PROBLEM TO WORK ON:
Print every line of the material below without changing a single character.

►

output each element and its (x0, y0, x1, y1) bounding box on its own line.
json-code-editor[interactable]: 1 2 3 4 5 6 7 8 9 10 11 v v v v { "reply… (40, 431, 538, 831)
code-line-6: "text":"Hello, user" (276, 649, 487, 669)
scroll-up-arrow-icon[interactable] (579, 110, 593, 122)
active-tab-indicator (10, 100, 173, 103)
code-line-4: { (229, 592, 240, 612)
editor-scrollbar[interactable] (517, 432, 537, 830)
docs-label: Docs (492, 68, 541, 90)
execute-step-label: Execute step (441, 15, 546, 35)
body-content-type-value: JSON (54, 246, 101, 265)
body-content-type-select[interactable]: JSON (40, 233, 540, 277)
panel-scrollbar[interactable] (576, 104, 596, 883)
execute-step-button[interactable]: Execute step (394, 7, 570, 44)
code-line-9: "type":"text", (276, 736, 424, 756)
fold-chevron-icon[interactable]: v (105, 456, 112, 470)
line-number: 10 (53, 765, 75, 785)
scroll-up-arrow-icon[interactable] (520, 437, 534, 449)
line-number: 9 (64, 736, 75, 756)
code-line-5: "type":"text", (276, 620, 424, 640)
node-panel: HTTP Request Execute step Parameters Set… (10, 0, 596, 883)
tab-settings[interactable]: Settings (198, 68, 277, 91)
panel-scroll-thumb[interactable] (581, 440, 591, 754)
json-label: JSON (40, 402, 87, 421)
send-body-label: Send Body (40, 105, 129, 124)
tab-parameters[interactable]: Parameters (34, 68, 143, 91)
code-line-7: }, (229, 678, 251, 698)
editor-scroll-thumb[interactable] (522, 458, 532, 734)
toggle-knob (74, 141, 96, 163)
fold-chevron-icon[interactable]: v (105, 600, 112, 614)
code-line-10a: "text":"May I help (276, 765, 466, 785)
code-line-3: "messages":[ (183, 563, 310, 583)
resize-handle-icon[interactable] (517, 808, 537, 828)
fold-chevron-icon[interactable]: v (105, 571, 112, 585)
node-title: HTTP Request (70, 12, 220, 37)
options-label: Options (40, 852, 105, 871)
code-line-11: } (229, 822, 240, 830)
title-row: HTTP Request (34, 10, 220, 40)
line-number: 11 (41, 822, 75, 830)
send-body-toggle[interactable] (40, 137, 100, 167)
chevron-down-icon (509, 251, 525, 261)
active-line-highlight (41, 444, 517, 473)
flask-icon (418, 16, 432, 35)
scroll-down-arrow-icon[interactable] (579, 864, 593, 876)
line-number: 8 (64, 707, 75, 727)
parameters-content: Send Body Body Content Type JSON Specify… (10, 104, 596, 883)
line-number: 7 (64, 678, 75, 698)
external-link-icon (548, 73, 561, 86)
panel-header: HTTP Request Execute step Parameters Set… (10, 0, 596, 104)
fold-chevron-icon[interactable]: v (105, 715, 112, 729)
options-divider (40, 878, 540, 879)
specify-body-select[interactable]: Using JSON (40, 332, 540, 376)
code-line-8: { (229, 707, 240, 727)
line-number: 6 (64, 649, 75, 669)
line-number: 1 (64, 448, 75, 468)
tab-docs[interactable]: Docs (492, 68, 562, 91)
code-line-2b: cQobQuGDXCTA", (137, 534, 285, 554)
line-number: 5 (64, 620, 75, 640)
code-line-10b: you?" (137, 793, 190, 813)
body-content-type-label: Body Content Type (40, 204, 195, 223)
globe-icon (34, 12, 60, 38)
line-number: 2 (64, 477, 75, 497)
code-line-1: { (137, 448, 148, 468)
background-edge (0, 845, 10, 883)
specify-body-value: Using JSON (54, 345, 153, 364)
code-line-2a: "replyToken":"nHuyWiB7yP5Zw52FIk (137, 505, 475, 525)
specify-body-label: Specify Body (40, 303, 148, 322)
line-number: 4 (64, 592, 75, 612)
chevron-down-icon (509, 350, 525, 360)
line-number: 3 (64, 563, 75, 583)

◄

FINISHED ANSWER:
output each element and its (x0, y0, x1, y1) bounding box on its own line.
json-code-editor[interactable]: 1 2 3 4 5 6 7 8 9 10 11 v v v v { "reply… (40, 431, 538, 831)
code-line-6: "text":"Hello, user" (276, 649, 487, 669)
scroll-up-arrow-icon[interactable] (579, 110, 593, 122)
active-tab-indicator (10, 100, 173, 103)
code-line-4: { (229, 592, 240, 612)
editor-scrollbar[interactable] (517, 432, 537, 830)
docs-label: Docs (492, 68, 541, 90)
execute-step-label: Execute step (441, 15, 546, 35)
body-content-type-value: JSON (54, 246, 101, 265)
body-content-type-select[interactable]: JSON (40, 233, 540, 277)
panel-scrollbar[interactable] (576, 104, 596, 883)
execute-step-button[interactable]: Execute step (394, 7, 570, 44)
code-line-9: "type":"text", (276, 736, 424, 756)
fold-chevron-icon[interactable]: v (105, 456, 112, 470)
line-number: 10 (53, 765, 75, 785)
scroll-up-arrow-icon[interactable] (520, 437, 534, 449)
line-number: 9 (64, 736, 75, 756)
code-line-5: "type":"text", (276, 620, 424, 640)
node-panel: HTTP Request Execute step Parameters Set… (10, 0, 596, 883)
tab-settings[interactable]: Settings (198, 68, 277, 91)
panel-scroll-thumb[interactable] (581, 440, 591, 754)
json-label: JSON (40, 402, 87, 421)
send-body-label: Send Body (40, 105, 129, 124)
tab-parameters[interactable]: Parameters (34, 68, 143, 91)
code-line-7: }, (229, 678, 251, 698)
editor-scroll-thumb[interactable] (522, 458, 532, 734)
toggle-knob (74, 141, 96, 163)
fold-chevron-icon[interactable]: v (105, 600, 112, 614)
code-line-10a: "text":"May I help (276, 765, 466, 785)
code-line-3: "messages":[ (183, 563, 310, 583)
resize-handle-icon[interactable] (517, 808, 537, 828)
fold-chevron-icon[interactable]: v (105, 571, 112, 585)
node-title: HTTP Request (70, 12, 220, 37)
options-label: Options (40, 852, 105, 871)
code-line-11: } (229, 822, 240, 830)
title-row: HTTP Request (34, 10, 220, 40)
line-number: 11 (41, 822, 75, 830)
send-body-toggle[interactable] (40, 137, 100, 167)
chevron-down-icon (509, 251, 525, 261)
active-line-highlight (41, 444, 517, 473)
flask-icon (418, 16, 432, 35)
scroll-down-arrow-icon[interactable] (579, 864, 593, 876)
line-number: 8 (64, 707, 75, 727)
parameters-content: Send Body Body Content Type JSON Specify… (10, 104, 596, 883)
line-number: 7 (64, 678, 75, 698)
external-link-icon (548, 73, 561, 86)
panel-header: HTTP Request Execute step Parameters Set… (10, 0, 596, 104)
fold-chevron-icon[interactable]: v (105, 715, 112, 729)
options-divider (40, 878, 540, 879)
specify-body-select[interactable]: Using JSON (40, 332, 540, 376)
code-line-8: { (229, 707, 240, 727)
line-number: 6 (64, 649, 75, 669)
line-number: 1 (64, 448, 75, 468)
tab-docs[interactable]: Docs (492, 68, 562, 91)
code-line-2b: cQobQuGDXCTA", (137, 534, 285, 554)
line-number: 5 (64, 620, 75, 640)
code-line-10b: you?" (137, 793, 190, 813)
body-content-type-label: Body Content Type (40, 204, 195, 223)
globe-icon (34, 12, 60, 38)
line-number: 2 (64, 477, 75, 497)
code-line-1: { (137, 448, 148, 468)
background-edge (0, 845, 10, 883)
specify-body-value: Using JSON (54, 345, 153, 364)
code-line-2a: "replyToken":"nHuyWiB7yP5Zw52FIk (137, 505, 475, 525)
specify-body-label: Specify Body (40, 303, 148, 322)
line-number: 4 (64, 592, 75, 612)
chevron-down-icon (509, 350, 525, 360)
line-number: 3 (64, 563, 75, 583)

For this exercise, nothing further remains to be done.